**DIRECTIONS FOR THIS TASK**:
Transcribe all of the material below word for word and leave out its pictures.

***** SOURCE MATERIAL

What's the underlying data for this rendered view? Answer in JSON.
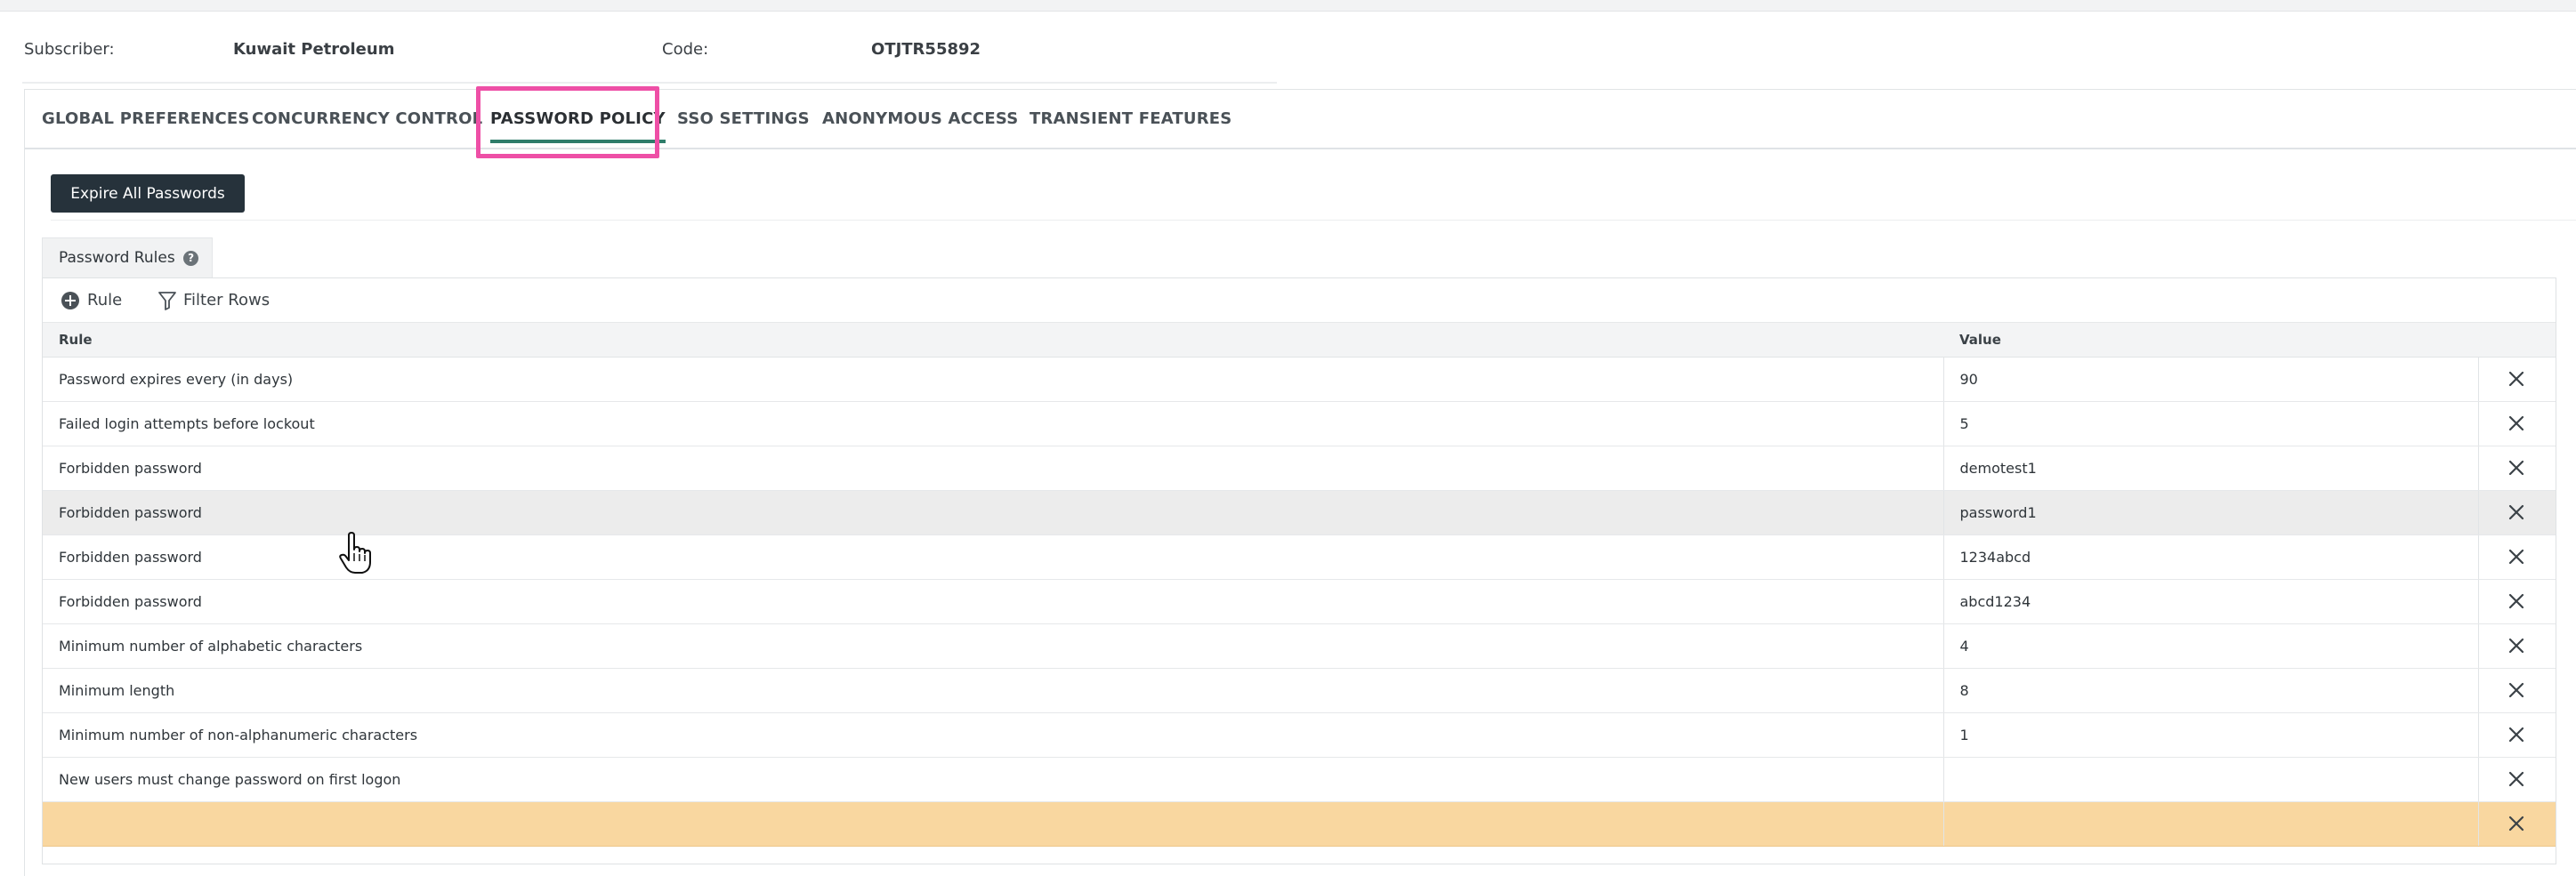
{
  "subscriber": {
    "label": "Subscriber:",
    "value": "Kuwait Petroleum",
    "code_label": "Code:",
    "code_value": "OTJTR55892"
  },
  "tabs": [
    {
      "label": "GLOBAL PREFERENCES",
      "active": false
    },
    {
      "label": "CONCURRENCY CONTROL",
      "active": false
    },
    {
      "label": "PASSWORD POLICY",
      "active": true
    },
    {
      "label": "SSO SETTINGS",
      "active": false
    },
    {
      "label": "ANONYMOUS ACCESS",
      "active": false
    },
    {
      "label": "TRANSIENT FEATURES",
      "active": false
    }
  ],
  "actions": {
    "expire_all": "Expire All Passwords"
  },
  "rules_panel": {
    "title": "Password Rules",
    "help_icon": "?",
    "toolbar": {
      "add_rule": "Rule",
      "filter_rows": "Filter Rows"
    },
    "columns": {
      "rule": "Rule",
      "value": "Value"
    },
    "rows": [
      {
        "rule": "Password expires every (in days)",
        "value": "90"
      },
      {
        "rule": "Failed login attempts before lockout",
        "value": "5"
      },
      {
        "rule": "Forbidden password",
        "value": "demotest1"
      },
      {
        "rule": "Forbidden password",
        "value": "password1"
      },
      {
        "rule": "Forbidden password",
        "value": "1234abcd"
      },
      {
        "rule": "Forbidden password",
        "value": "abcd1234"
      },
      {
        "rule": "Minimum number of alphabetic characters",
        "value": "4"
      },
      {
        "rule": "Minimum length",
        "value": "8"
      },
      {
        "rule": "Minimum number of non-alphanumeric characters",
        "value": "1"
      },
      {
        "rule": "New users must change password on first logon",
        "value": ""
      },
      {
        "rule": "",
        "value": ""
      }
    ]
  },
  "colors": {
    "accent": "#2f7d6a",
    "highlight_box": "#ee4fa6",
    "button_bg": "#26323b",
    "new_row": "#f9d7a0",
    "hover_row": "#ececec"
  },
  "icons": {
    "add": "plus-circle-icon",
    "filter": "filter-icon",
    "delete": "close-icon",
    "help": "question-circle-icon",
    "cursor": "hand-pointer-icon"
  }
}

**********

**FINISHED ANSWER**:
What's the underlying data for this rendered view? Answer in JSON.
{
  "subscriber": {
    "label": "Subscriber:",
    "value": "Kuwait Petroleum",
    "code_label": "Code:",
    "code_value": "OTJTR55892"
  },
  "tabs": [
    {
      "label": "GLOBAL PREFERENCES",
      "active": false
    },
    {
      "label": "CONCURRENCY CONTROL",
      "active": false
    },
    {
      "label": "PASSWORD POLICY",
      "active": true
    },
    {
      "label": "SSO SETTINGS",
      "active": false
    },
    {
      "label": "ANONYMOUS ACCESS",
      "active": false
    },
    {
      "label": "TRANSIENT FEATURES",
      "active": false
    }
  ],
  "actions": {
    "expire_all": "Expire All Passwords"
  },
  "rules_panel": {
    "title": "Password Rules",
    "help_icon": "?",
    "toolbar": {
      "add_rule": "Rule",
      "filter_rows": "Filter Rows"
    },
    "columns": {
      "rule": "Rule",
      "value": "Value"
    },
    "rows": [
      {
        "rule": "Password expires every (in days)",
        "value": "90"
      },
      {
        "rule": "Failed login attempts before lockout",
        "value": "5"
      },
      {
        "rule": "Forbidden password",
        "value": "demotest1"
      },
      {
        "rule": "Forbidden password",
        "value": "password1"
      },
      {
        "rule": "Forbidden password",
        "value": "1234abcd"
      },
      {
        "rule": "Forbidden password",
        "value": "abcd1234"
      },
      {
        "rule": "Minimum number of alphabetic characters",
        "value": "4"
      },
      {
        "rule": "Minimum length",
        "value": "8"
      },
      {
        "rule": "Minimum number of non-alphanumeric characters",
        "value": "1"
      },
      {
        "rule": "New users must change password on first logon",
        "value": ""
      },
      {
        "rule": "",
        "value": ""
      }
    ]
  },
  "colors": {
    "accent": "#2f7d6a",
    "highlight_box": "#ee4fa6",
    "button_bg": "#26323b",
    "new_row": "#f9d7a0",
    "hover_row": "#ececec"
  },
  "icons": {
    "add": "plus-circle-icon",
    "filter": "filter-icon",
    "delete": "close-icon",
    "help": "question-circle-icon",
    "cursor": "hand-pointer-icon"
  }
}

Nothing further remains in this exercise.